• Challenge:
Copy each line of the listing below exactly.

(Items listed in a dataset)
****
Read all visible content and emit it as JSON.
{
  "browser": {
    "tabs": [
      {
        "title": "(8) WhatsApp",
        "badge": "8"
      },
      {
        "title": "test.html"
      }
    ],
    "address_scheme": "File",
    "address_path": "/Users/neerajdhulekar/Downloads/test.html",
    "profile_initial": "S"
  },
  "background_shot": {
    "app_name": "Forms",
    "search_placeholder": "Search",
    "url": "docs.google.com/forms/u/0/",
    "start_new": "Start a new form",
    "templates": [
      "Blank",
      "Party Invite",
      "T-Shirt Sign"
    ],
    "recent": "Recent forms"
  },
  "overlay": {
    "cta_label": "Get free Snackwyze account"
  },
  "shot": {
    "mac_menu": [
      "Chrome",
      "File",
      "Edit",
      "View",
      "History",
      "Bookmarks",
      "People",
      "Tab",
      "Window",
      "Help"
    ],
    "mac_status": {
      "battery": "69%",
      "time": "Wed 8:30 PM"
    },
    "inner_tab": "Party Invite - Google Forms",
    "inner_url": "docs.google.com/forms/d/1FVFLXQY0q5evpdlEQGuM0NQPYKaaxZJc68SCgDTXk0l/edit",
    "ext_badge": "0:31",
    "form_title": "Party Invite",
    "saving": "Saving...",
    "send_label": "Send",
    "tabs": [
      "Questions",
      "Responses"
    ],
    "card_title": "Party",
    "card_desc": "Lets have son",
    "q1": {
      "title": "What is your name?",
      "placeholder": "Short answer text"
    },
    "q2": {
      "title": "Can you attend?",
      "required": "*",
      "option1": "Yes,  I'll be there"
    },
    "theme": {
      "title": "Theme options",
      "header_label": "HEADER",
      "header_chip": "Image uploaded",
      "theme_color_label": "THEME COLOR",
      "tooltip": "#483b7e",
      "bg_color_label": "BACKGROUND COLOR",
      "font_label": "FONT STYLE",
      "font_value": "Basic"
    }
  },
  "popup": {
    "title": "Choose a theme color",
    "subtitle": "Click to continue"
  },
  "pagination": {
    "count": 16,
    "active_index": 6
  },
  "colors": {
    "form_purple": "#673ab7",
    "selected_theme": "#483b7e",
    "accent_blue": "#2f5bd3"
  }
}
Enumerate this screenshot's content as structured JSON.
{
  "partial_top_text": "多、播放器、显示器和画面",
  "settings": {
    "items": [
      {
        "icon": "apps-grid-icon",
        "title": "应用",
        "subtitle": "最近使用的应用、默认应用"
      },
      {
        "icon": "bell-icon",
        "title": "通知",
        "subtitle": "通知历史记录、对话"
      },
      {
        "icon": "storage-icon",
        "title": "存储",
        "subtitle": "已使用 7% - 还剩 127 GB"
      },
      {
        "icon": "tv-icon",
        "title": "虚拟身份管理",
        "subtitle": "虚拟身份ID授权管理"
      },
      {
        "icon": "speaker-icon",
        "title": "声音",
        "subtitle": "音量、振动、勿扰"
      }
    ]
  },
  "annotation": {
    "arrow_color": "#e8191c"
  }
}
****
• Exercise output:
Read all visible content and emit it as JSON.
{
  "browser": {
    "tabs": [
      {
        "title": "(8) WhatsApp",
        "badge": "8"
      },
      {
        "title": "test.html"
      }
    ],
    "address_scheme": "File",
    "address_path": "/Users/neerajdhulekar/Downloads/test.html",
    "profile_initial": "S"
  },
  "background_shot": {
    "app_name": "Forms",
    "search_placeholder": "Search",
    "url": "docs.google.com/forms/u/0/",
    "start_new": "Start a new form",
    "templates": [
      "Blank",
      "Party Invite",
      "T-Shirt Sign"
    ],
    "recent": "Recent forms"
  },
  "overlay": {
    "cta_label": "Get free Snackwyze account"
  },
  "shot": {
    "mac_menu": [
      "Chrome",
      "File",
      "Edit",
      "View",
      "History",
      "Bookmarks",
      "People",
      "Tab",
      "Window",
      "Help"
    ],
    "mac_status": {
      "battery": "69%",
      "time": "Wed 8:30 PM"
    },
    "inner_tab": "Party Invite - Google Forms",
    "inner_url": "docs.google.com/forms/d/1FVFLXQY0q5evpdlEQGuM0NQPYKaaxZJc68SCgDTXk0l/edit",
    "ext_badge": "0:31",
    "form_title": "Party Invite",
    "saving": "Saving...",
    "send_label": "Send",
    "tabs": [
      "Questions",
      "Responses"
    ],
    "card_title": "Party",
    "card_desc": "Lets have son",
    "q1": {
      "title": "What is your name?",
      "placeholder": "Short answer text"
    },
    "q2": {
      "title": "Can you attend?",
      "required": "*",
      "option1": "Yes,  I'll be there"
    },
    "theme": {
      "title": "Theme options",
      "header_label": "HEADER",
      "header_chip": "Image uploaded",
      "theme_color_label": "THEME COLOR",
      "tooltip": "#483b7e",
      "bg_color_label": "BACKGROUND COLOR",
      "font_label": "FONT STYLE",
      "font_value": "Basic"
    }
  },
  "popup": {
    "title": "Choose a theme color",
    "subtitle": "Click to continue"
  },
  "pagination": {
    "count": 16,
    "active_index": 6
  },
  "colors": {
    "form_purple": "#673ab7",
    "selected_theme": "#483b7e",
    "accent_blue": "#2f5bd3"
  }
}
Enumerate this screenshot's content as structured JSON.
{
  "partial_top_text": "多、播放器、显示器和画面",
  "settings": {
    "items": [
      {
        "icon": "apps-grid-icon",
        "title": "应用",
        "subtitle": "最近使用的应用、默认应用"
      },
      {
        "icon": "bell-icon",
        "title": "通知",
        "subtitle": "通知历史记录、对话"
      },
      {
        "icon": "storage-icon",
        "title": "存储",
        "subtitle": "已使用 7% - 还剩 127 GB"
      },
      {
        "icon": "tv-icon",
        "title": "虚拟身份管理",
        "subtitle": "虚拟身份ID授权管理"
      },
      {
        "icon": "speaker-icon",
        "title": "声音",
        "subtitle": "音量、振动、勿扰"
      }
    ]
  },
  "annotation": {
    "arrow_color": "#e8191c"
  }
}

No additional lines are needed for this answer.